Quote every line of the entries below word for word, omitting the pictures.

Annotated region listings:
★ ★ ★ ★ ★
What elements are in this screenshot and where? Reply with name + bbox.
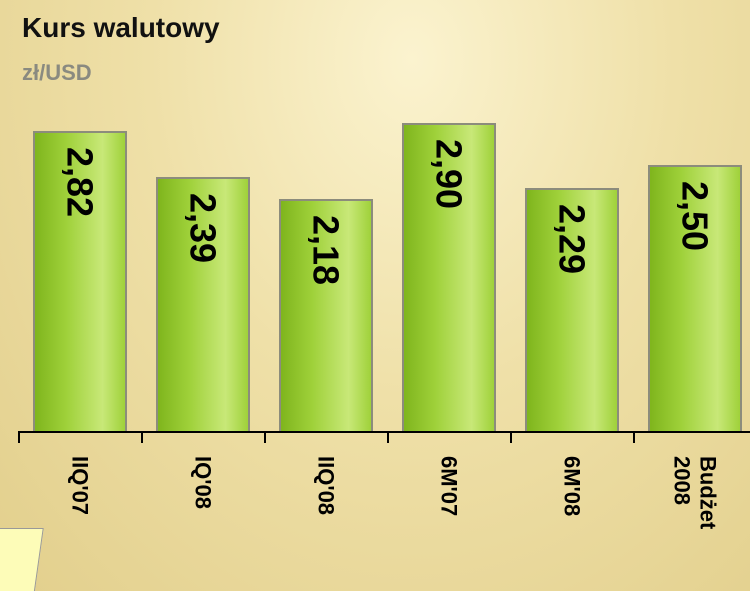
x-tick-label: IIQ'08 xyxy=(313,456,339,516)
x-tick-label: 6M'07 xyxy=(436,456,462,517)
x-tick-label: IQ'08 xyxy=(190,456,216,509)
bar xyxy=(647,165,742,431)
bar xyxy=(278,199,373,431)
x-tick-label: 6M'08 xyxy=(559,456,585,517)
value-label: 2,18 xyxy=(305,215,347,286)
x-axis xyxy=(18,431,750,433)
value-label: 2,29 xyxy=(551,203,593,274)
note-decoration xyxy=(0,528,44,591)
value-label: 2,39 xyxy=(182,193,224,264)
bar xyxy=(401,123,496,431)
value-label: 2,50 xyxy=(674,181,716,252)
x-tick xyxy=(633,431,635,443)
x-tick xyxy=(141,431,143,443)
x-tick xyxy=(264,431,266,443)
x-tick xyxy=(510,431,512,443)
value-label: 2,90 xyxy=(428,139,470,210)
chart-subtitle: zł/USD xyxy=(22,60,92,85)
x-tick xyxy=(387,431,389,443)
x-tick-label: Budżet 2008 xyxy=(669,456,721,530)
value-label: 2,82 xyxy=(59,147,101,218)
chart-title: Kurs walutowy xyxy=(22,12,220,43)
bar xyxy=(155,177,250,431)
x-tick xyxy=(18,431,20,443)
bar xyxy=(32,131,127,431)
bar xyxy=(524,187,619,431)
x-tick-label: IIQ'07 xyxy=(67,456,93,516)
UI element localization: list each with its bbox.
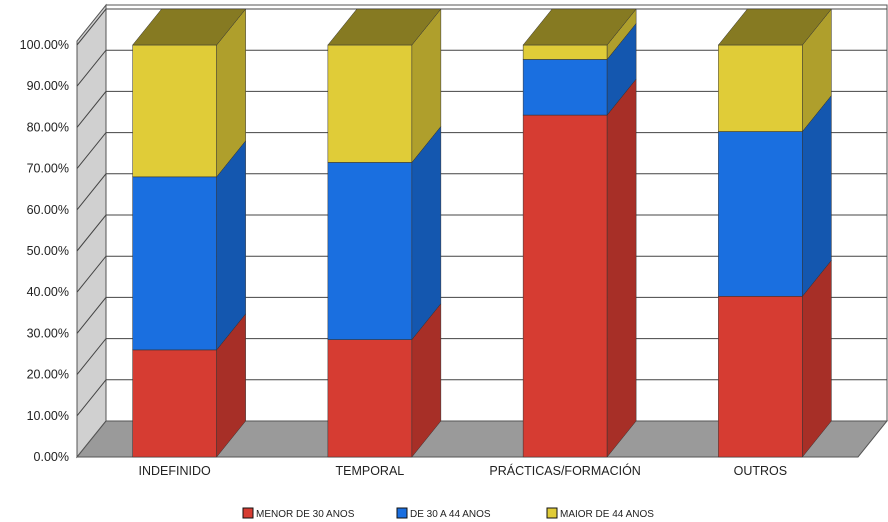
bar-segment-side bbox=[217, 141, 246, 350]
y-tick-label: 90.00% bbox=[27, 79, 69, 93]
legend-label: DE 30 A 44 ANOS bbox=[410, 509, 491, 520]
legend: MENOR DE 30 ANOS DE 30 A 44 ANOS MAIOR DE … bbox=[243, 508, 654, 520]
y-tick-label: 0.00% bbox=[34, 450, 69, 464]
bar-segment bbox=[328, 340, 412, 457]
legend-swatch bbox=[397, 508, 407, 518]
bar-stack bbox=[133, 9, 246, 457]
bar-segment bbox=[328, 162, 412, 339]
legend-label: MAIOR DE 44 ANOS bbox=[560, 509, 654, 520]
bar-segment bbox=[718, 296, 802, 457]
x-tick-label: TEMPORAL bbox=[335, 464, 404, 478]
x-tick-label: INDEFINIDO bbox=[139, 464, 212, 478]
y-tick-label: 50.00% bbox=[27, 244, 69, 258]
legend-label: MENOR DE 30 ANOS bbox=[256, 509, 355, 520]
bar-segment bbox=[133, 350, 217, 457]
y-tick-label: 20.00% bbox=[27, 368, 69, 382]
y-tick-label: 100.00% bbox=[20, 38, 69, 52]
bar-segment bbox=[133, 45, 217, 177]
legend-swatch bbox=[243, 508, 253, 518]
bar-segment bbox=[523, 59, 607, 115]
bar-stack bbox=[328, 9, 441, 457]
y-axis-ticks: 0.00% 10.00% 20.00% 30.00% 40.00% 50.00% 60.00… bbox=[20, 38, 69, 464]
bar-segment-side bbox=[412, 126, 441, 339]
side-wall bbox=[77, 5, 106, 457]
legend-swatch bbox=[547, 508, 557, 518]
bar-segment bbox=[523, 115, 607, 457]
y-tick-label: 10.00% bbox=[27, 409, 69, 423]
x-tick-label: PRÁCTICAS/FORMACIÓN bbox=[489, 463, 640, 478]
bar-segment bbox=[718, 45, 802, 132]
bar-segment bbox=[133, 177, 217, 350]
bar-segment bbox=[718, 132, 802, 297]
y-tick-label: 60.00% bbox=[27, 203, 69, 217]
y-tick-label: 80.00% bbox=[27, 120, 69, 134]
bar-segment bbox=[328, 45, 412, 162]
x-axis-ticks: INDEFINIDO TEMPORAL PRÁCTICAS/FORMACIÓN OUT… bbox=[139, 463, 788, 478]
x-tick-label: OUTROS bbox=[734, 464, 787, 478]
bar-segment-side bbox=[607, 79, 636, 457]
y-tick-label: 40.00% bbox=[27, 285, 69, 299]
bar-stack bbox=[718, 9, 831, 457]
y-tick-label: 70.00% bbox=[27, 162, 69, 176]
bar-segment bbox=[523, 45, 607, 59]
bar-stack bbox=[523, 9, 636, 457]
y-tick-label: 30.00% bbox=[27, 326, 69, 340]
★ ★ ★ ★ ★
Task result:
What elements are in this screenshot and where? Reply with name + bbox.
x-tick-label: IIQ'08 xyxy=(313,456,339,516)
x-tick-label: 6M'07 xyxy=(436,456,462,517)
x-tick-label: IQ'08 xyxy=(190,456,216,509)
bar xyxy=(647,165,742,431)
bar xyxy=(278,199,373,431)
x-tick-label: 6M'08 xyxy=(559,456,585,517)
value-label: 2,18 xyxy=(305,215,347,286)
x-axis xyxy=(18,431,750,433)
value-label: 2,29 xyxy=(551,203,593,274)
note-decoration xyxy=(0,528,44,591)
value-label: 2,39 xyxy=(182,193,224,264)
bar xyxy=(401,123,496,431)
value-label: 2,50 xyxy=(674,181,716,252)
x-tick xyxy=(633,431,635,443)
x-tick xyxy=(141,431,143,443)
x-tick xyxy=(264,431,266,443)
x-tick xyxy=(510,431,512,443)
value-label: 2,90 xyxy=(428,139,470,210)
chart-subtitle: zł/USD xyxy=(22,60,92,85)
x-tick xyxy=(387,431,389,443)
x-tick-label: Budżet 2008 xyxy=(669,456,721,530)
value-label: 2,82 xyxy=(59,147,101,218)
chart-title: Kurs walutowy xyxy=(22,12,220,43)
bar xyxy=(155,177,250,431)
x-tick xyxy=(18,431,20,443)
bar xyxy=(32,131,127,431)
bar xyxy=(524,187,619,431)
x-tick-label: IIQ'07 xyxy=(67,456,93,516)
UI element localization: list each with its bbox.
bar-segment-side bbox=[217, 141, 246, 350]
y-tick-label: 90.00% bbox=[27, 79, 69, 93]
legend-label: DE 30 A 44 ANOS bbox=[410, 509, 491, 520]
legend: MENOR DE 30 ANOS DE 30 A 44 ANOS MAIOR DE … bbox=[243, 508, 654, 520]
y-tick-label: 0.00% bbox=[34, 450, 69, 464]
bar-segment bbox=[328, 340, 412, 457]
legend-swatch bbox=[397, 508, 407, 518]
bar-stack bbox=[133, 9, 246, 457]
bar-segment bbox=[328, 162, 412, 339]
legend-label: MAIOR DE 44 ANOS bbox=[560, 509, 654, 520]
bar-segment bbox=[718, 296, 802, 457]
x-tick-label: TEMPORAL bbox=[335, 464, 404, 478]
x-tick-label: INDEFINIDO bbox=[139, 464, 212, 478]
y-tick-label: 50.00% bbox=[27, 244, 69, 258]
legend-label: MENOR DE 30 ANOS bbox=[256, 509, 355, 520]
bar-segment bbox=[133, 350, 217, 457]
y-tick-label: 20.00% bbox=[27, 368, 69, 382]
y-tick-label: 100.00% bbox=[20, 38, 69, 52]
bar-segment bbox=[133, 45, 217, 177]
legend-swatch bbox=[243, 508, 253, 518]
bar-segment bbox=[523, 59, 607, 115]
bar-stack bbox=[328, 9, 441, 457]
y-axis-ticks: 0.00% 10.00% 20.00% 30.00% 40.00% 50.00% 60.00… bbox=[20, 38, 69, 464]
bar-segment-side bbox=[412, 126, 441, 339]
side-wall bbox=[77, 5, 106, 457]
legend-swatch bbox=[547, 508, 557, 518]
bar-segment bbox=[523, 115, 607, 457]
y-tick-label: 10.00% bbox=[27, 409, 69, 423]
x-tick-label: PRÁCTICAS/FORMACIÓN bbox=[489, 463, 640, 478]
bar-segment bbox=[718, 45, 802, 132]
bar-segment bbox=[133, 177, 217, 350]
bar-segment bbox=[718, 132, 802, 297]
y-tick-label: 60.00% bbox=[27, 203, 69, 217]
y-tick-label: 80.00% bbox=[27, 120, 69, 134]
bar-segment bbox=[328, 45, 412, 162]
x-axis-ticks: INDEFINIDO TEMPORAL PRÁCTICAS/FORMACIÓN OUT… bbox=[139, 463, 788, 478]
x-tick-label: OUTROS bbox=[734, 464, 787, 478]
bar-segment-side bbox=[607, 79, 636, 457]
y-tick-label: 40.00% bbox=[27, 285, 69, 299]
bar-stack bbox=[718, 9, 831, 457]
y-tick-label: 70.00% bbox=[27, 162, 69, 176]
bar-segment bbox=[523, 45, 607, 59]
bar-stack bbox=[523, 9, 636, 457]
y-tick-label: 30.00% bbox=[27, 326, 69, 340]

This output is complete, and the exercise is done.